Let us find out the most popular genres of tracks purchased and listened in the USA. To answer this question, I will have to merge and aggregate data from multiple tables.

Firstly, I create a subquery joining invoice and customer tables and call it american_inv. This subquery will result in a subset of invoices made by American customers. Secondly, I merge invoice_line with track and genre tables. The resulting invoice_genre will include all the invoices along with a genre of the purchased tracks. Finally, I join american_inv and invoice_genre to get the Americans' invoices grouped by different genres. The final result of the manipulations described above is a table indicating the top 10 genres among the American customers.

In the context of the music industry, this information may be vital to make informed business decisions about new deals with music labels, marketing campaigns, strategic development, etc.

In [4]:
query = """
WITH american_inv AS 
    (
        SELECT i.*
        FROM invoice i
        INNER JOIN customer c ON c.customer_id = i.customer_id
        WHERE c.country = "USA"

Data:

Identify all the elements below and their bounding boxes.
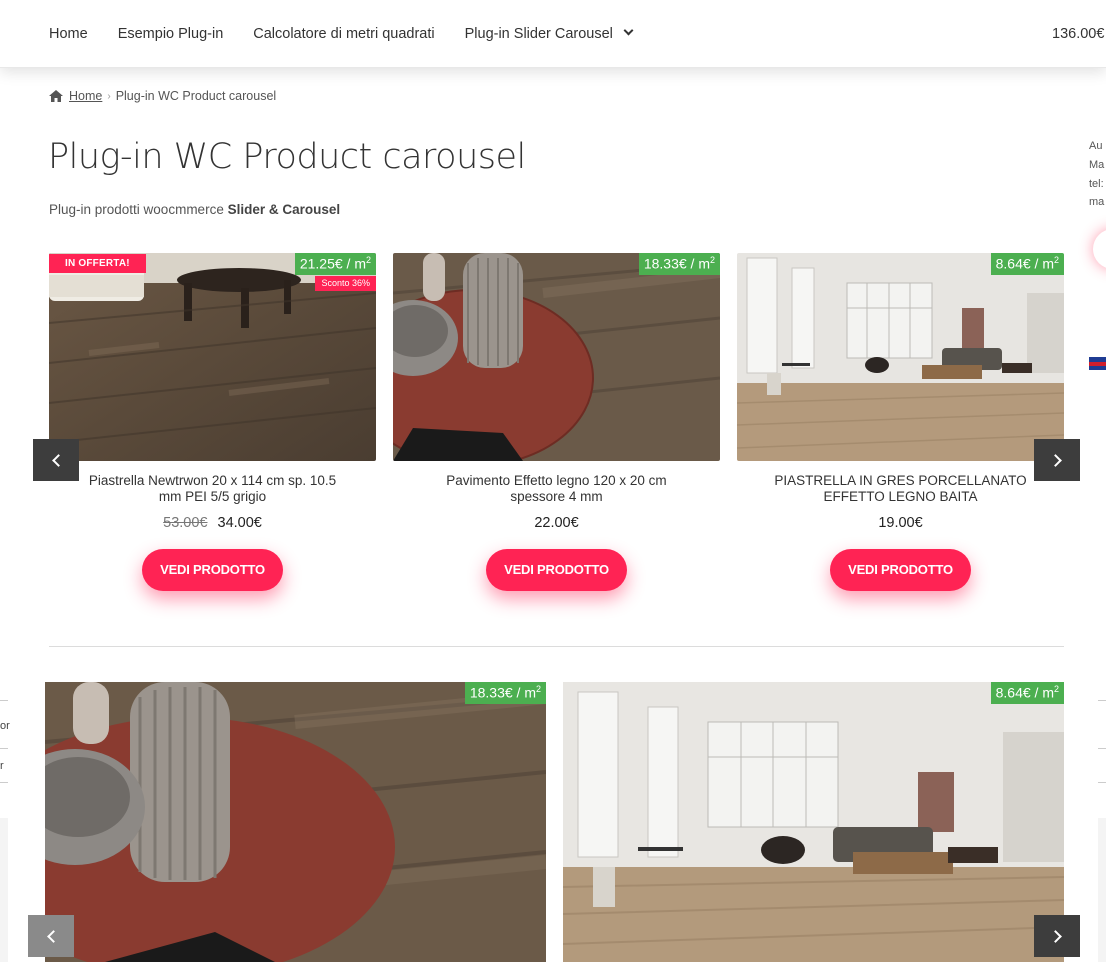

Goal:
Continue the walkthrough above on the most popular music genres among customers in the USA, starting right after its last line.

Expected output:
    ),
    invoice_genre AS 
    (
        SELECT 
            il.*, 
            g.name genre
        FROM invoice_line il
        INNER JOIN track t ON il.track_id = t.track_id
        INNER JOIN genre g ON t.genre_id = g.genre_id
    ),
    genre_tracks AS
    (
        SELECT 
            i_g.genre,
            COUNT(i_g.genre) n_of_tracks
        FROM american_inv a_i
        INNER JOIN invoice_genre i_g ON a_i.invoice_id = i_g.invoice_id
        GROUP BY i_g.genre
        ORDER BY 2 DESC
    )
       
SELECT 
    genre,
    n_of_tracks purchased_tracks,
    ROUND(n_of_tracks / CAST((SELECT SUM(n_of_tracks) FROM genre_tracks) AS FLOAT), 2) market_share
FROM genre_tracks;
"""

# Store query's result set as pandas DataFrame
conn = sqlite3.connect("chinook.db")
df = pd.read_sql_query(query, conn)
df_top_10 = df[:10]

df_top_10
Out[4]:
genre purchased_tracks market_share
0 Rock 561 0.53
1 Alternative & Punk 130 0.12
2 Metal 124 0.12
3 R&B/Soul 53 0.05
4 Blues 36 0.03
5 Alternative 35 0.03
6 Pop 22 0.02
7 Latin 22 0.02
8 Hip Hop/Rap 20 0.02
9 Jazz 14 0.01
In [5]:
# Create graph to visualise findings
fig = px.bar(df_top_10, x='market_share', y='genre',text='purchased_tracks',
             labels={'market_share':'Market share',
                     'purchased_tracks':'Number of purchased tracks',
                     'genre':'Genre'},
             title = 'Top 10 Genres in the USA'
            )
fig['layout']['yaxis']['autorange'] = "reversed"
fig.show()

fig = px.pie(df, values='purchased_tracks', names='genre',
             title='Top Genres in the USA',
             labels={'market_share':'Market share',
                     'purchased_tracks':'Number of purchased tracks',
                     'genre':'Genre'})
fig.show()